Stored records
= = = = =
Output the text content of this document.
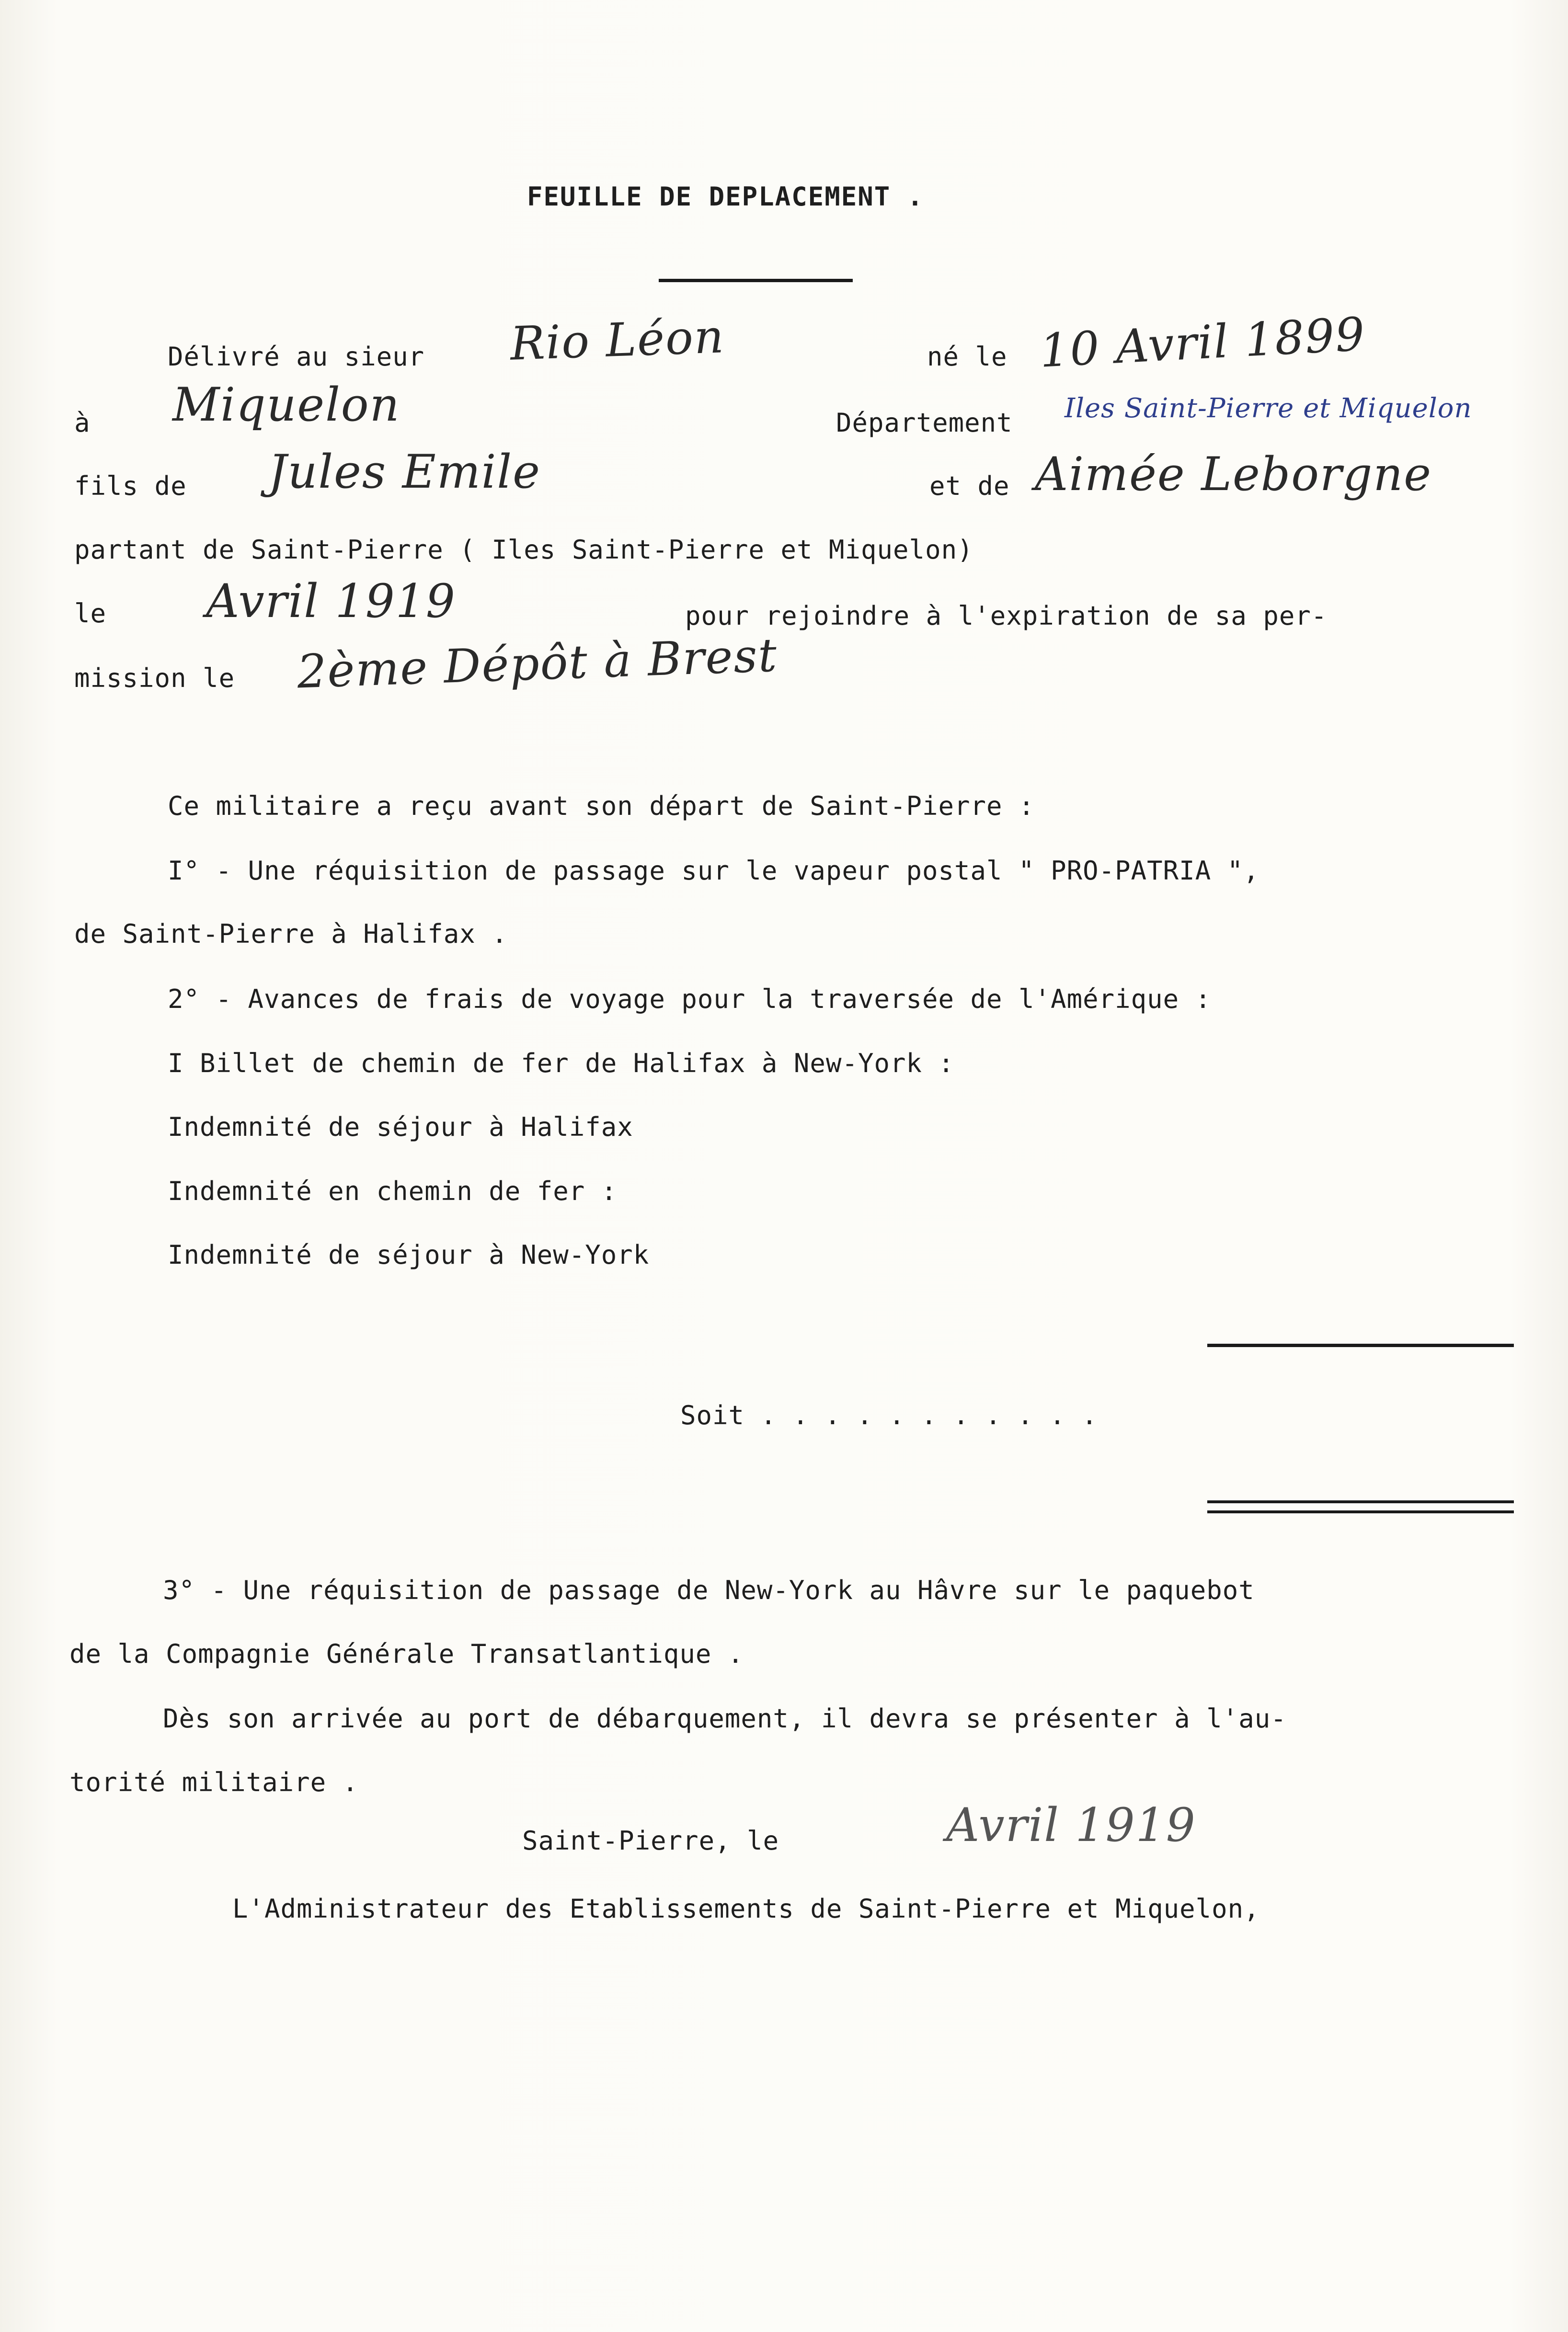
FEUILLE DE DEPLACEMENT .
Délivré au sieur Rio Léon	né le 10 Avril 1899
à Miquelon	Département Iles Saint-Pierre et Miquelon
fils de Jules Emile	et de Aimée Leborgne
partant de Saint-Pierre ( Iles Saint-Pierre et Miquelon)
le Avril 1919	pour rejoindre à l'expiration de sa per-
mission le 2ème Dépôt à Brest
Ce militaire a reçu avant son départ de Saint-Pierre :
I° - Une réquisition de passage sur le vapeur postal " PRO-PATRIA ",
de Saint-Pierre à Halifax .
2° - Avances de frais de voyage pour la traversée de l'Amérique :
I Billet de chemin de fer de Halifax à New-York :
Indemnité de séjour à Halifax
Indemnité en chemin de fer :
Indemnité de séjour à New-York
Soit . . . . . . . . . . .
3° - Une réquisition de passage de New-York au Hâvre sur le paquebot
de la Compagnie Générale Transatlantique .
Dès son arrivée au port de débarquement, il devra se présenter à l'au-
torité militaire .
Saint-Pierre, le	Avril 1919
L'Administrateur des Etablissements de Saint-Pierre et Miquelon,
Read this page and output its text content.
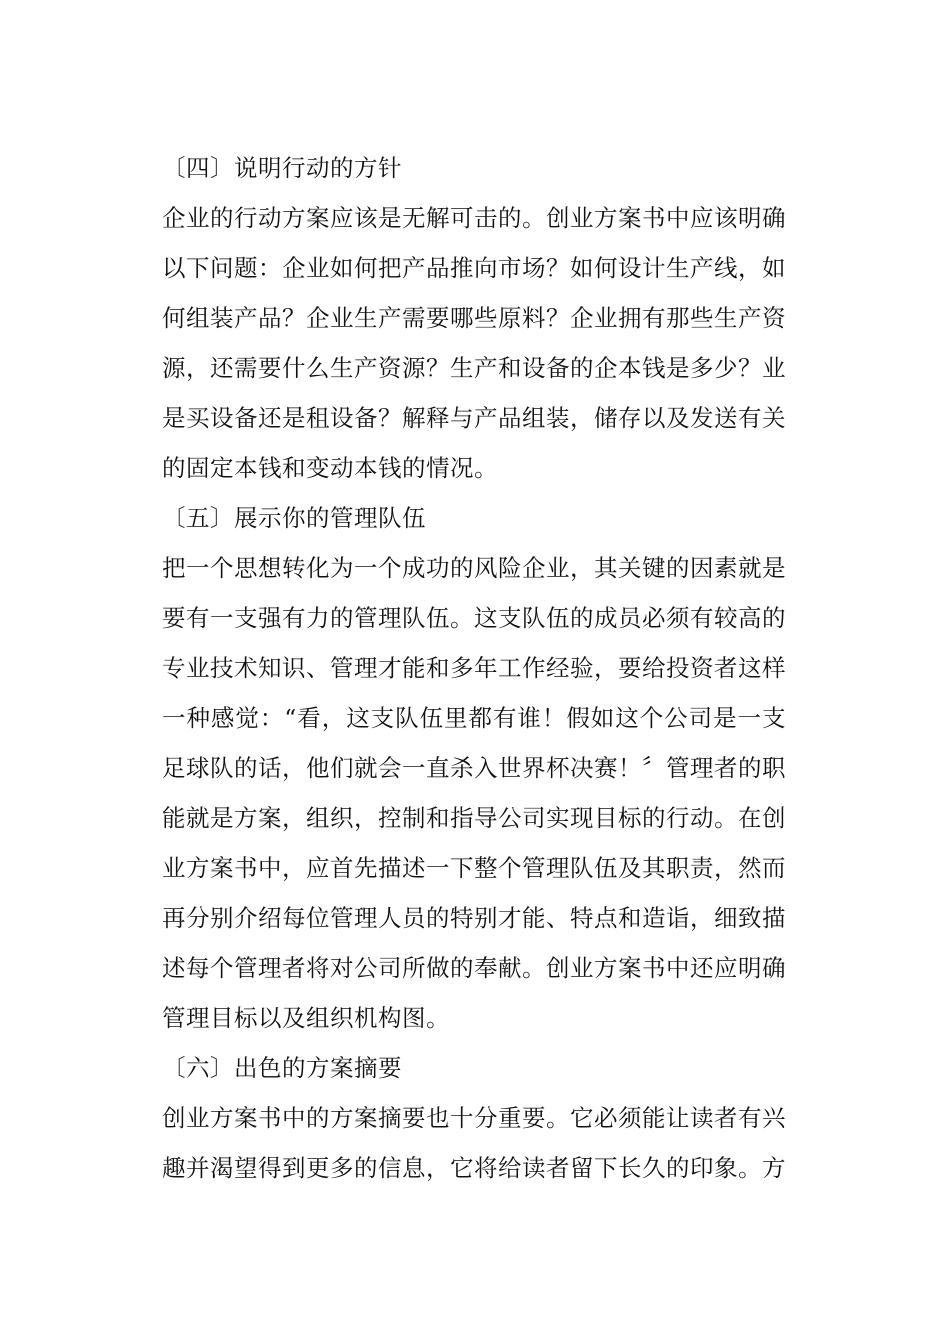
〔四〕说明行动的方针

企业的行动方案应该是无解可击的。创业方案书中应该明确以下问题：企业如何把产品推向市场？如何设计生产线，如何组装产品？企业生产需要哪些原料？企业拥有那些生产资源，还需要什么生产资源？生产和设备的企本钱是多少？业是买设备还是租设备？解释与产品组装，储存以及发送有关的固定本钱和变动本钱的情况。

〔五〕展示你的管理队伍

把一个思想转化为一个成功的风险企业，其关键的因素就是要有一支强有力的管理队伍。这支队伍的成员必须有较高的专业技术知识、管理才能和多年工作经验，要给投资者这样一种感觉：“看，这支队伍里都有谁！假如这个公司是一支足球队的话，他们就会一直杀入世界杯决赛！〞管理者的职能就是方案，组织，控制和指导公司实现目标的行动。在创业方案书中，应首先描述一下整个管理队伍及其职责，然而再分别介绍每位管理人员的特别才能、特点和造诣，细致描述每个管理者将对公司所做的奉献。创业方案书中还应明确管理目标以及组织机构图。

〔六〕出色的方案摘要

创业方案书中的方案摘要也十分重要。它必须能让读者有兴趣并渴望得到更多的信息，它将给读者留下长久的印象。方
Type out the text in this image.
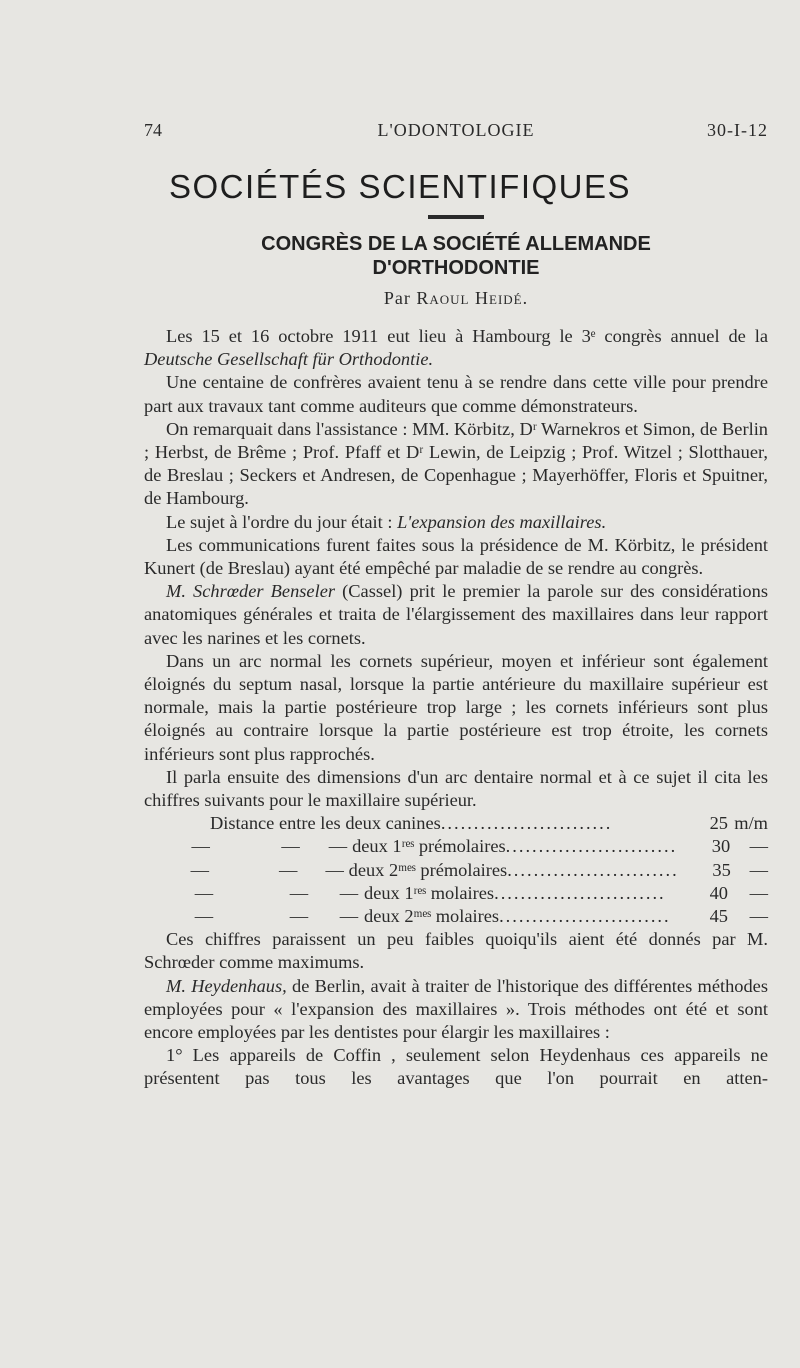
74	L'ODONTOLOGIE	30-I-12
SOCIÉTÉS SCIENTIFIQUES
CONGRÈS DE LA SOCIÉTÉ ALLEMANDE
D'ORTHODONTIE
Par Raoul Heidé.

Les 15 et 16 octobre 1911 eut lieu à Hambourg le 3ᵉ congrès annuel de la Deutsche Gesellschaft für Orthodontie.

Une centaine de confrères avaient tenu à se rendre dans cette ville pour prendre part aux travaux tant comme auditeurs que comme démonstrateurs.

On remarquait dans l'assistance : MM. Körbitz, Dʳ Warnekros et Simon, de Berlin ; Herbst, de Brême ; Prof. Pfaff et Dʳ Lewin, de Leipzig ; Prof. Witzel ; Slotthauer, de Breslau ; Seckers et Andresen, de Copenhague ; Mayerhöffer, Floris et Spuitner, de Hambourg.

Le sujet à l'ordre du jour était : L'expansion des maxillaires.

Les communications furent faites sous la présidence de M. Körbitz, le président Kunert (de Breslau) ayant été empêché par maladie de se rendre au congrès.

M. Schrœder Benseler (Cassel) prit le premier la parole sur des considérations anatomiques générales et traita de l'élargissement des maxillaires dans leur rapport avec les narines et les cornets.

Dans un arc normal les cornets supérieur, moyen et inférieur sont également éloignés du septum nasal, lorsque la partie antérieure du maxillaire supérieur est normale, mais la partie postérieure trop large ; les cornets inférieurs sont plus éloignés au contraire lorsque la partie postérieure est trop étroite, les cornets inférieurs sont plus rapprochés.

Il parla ensuite des dimensions d'un arc dentaire normal et à ce sujet il cita les chiffres suivants pour le maxillaire supérieur.

Distance entre les deux canines ..........................	25 m/m
—	—	— deux 1ʳᵉˢ prémolaires ..........................	30	—
—	—	— deux 2ᵐᵉˢ prémolaires ..........................	35	—
—	—	— deux 1ʳᵉˢ molaires ..........................	40	—
—	—	— deux 2ᵐᵉˢ molaires ..........................	45	—

Ces chiffres paraissent un peu faibles quoiqu'ils aient été donnés par M. Schrœder comme maximums.

M. Heydenhaus, de Berlin, avait à traiter de l'historique des différentes méthodes employées pour « l'expansion des maxillaires ». Trois méthodes ont été et sont encore employées par les dentistes pour élargir les maxillaires :

1° Les appareils de Coffin , seulement selon Heydenhaus ces appareils ne présentent pas tous les avantages que l'on pourrait en atten-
= = = = =
• What you have to do: Using the data above, copy each line that contains "Halifax".

• Task response:
de Saint-Pierre à Halifax .
I Billet de chemin de fer de Halifax à New-York :
Indemnité de séjour à Halifax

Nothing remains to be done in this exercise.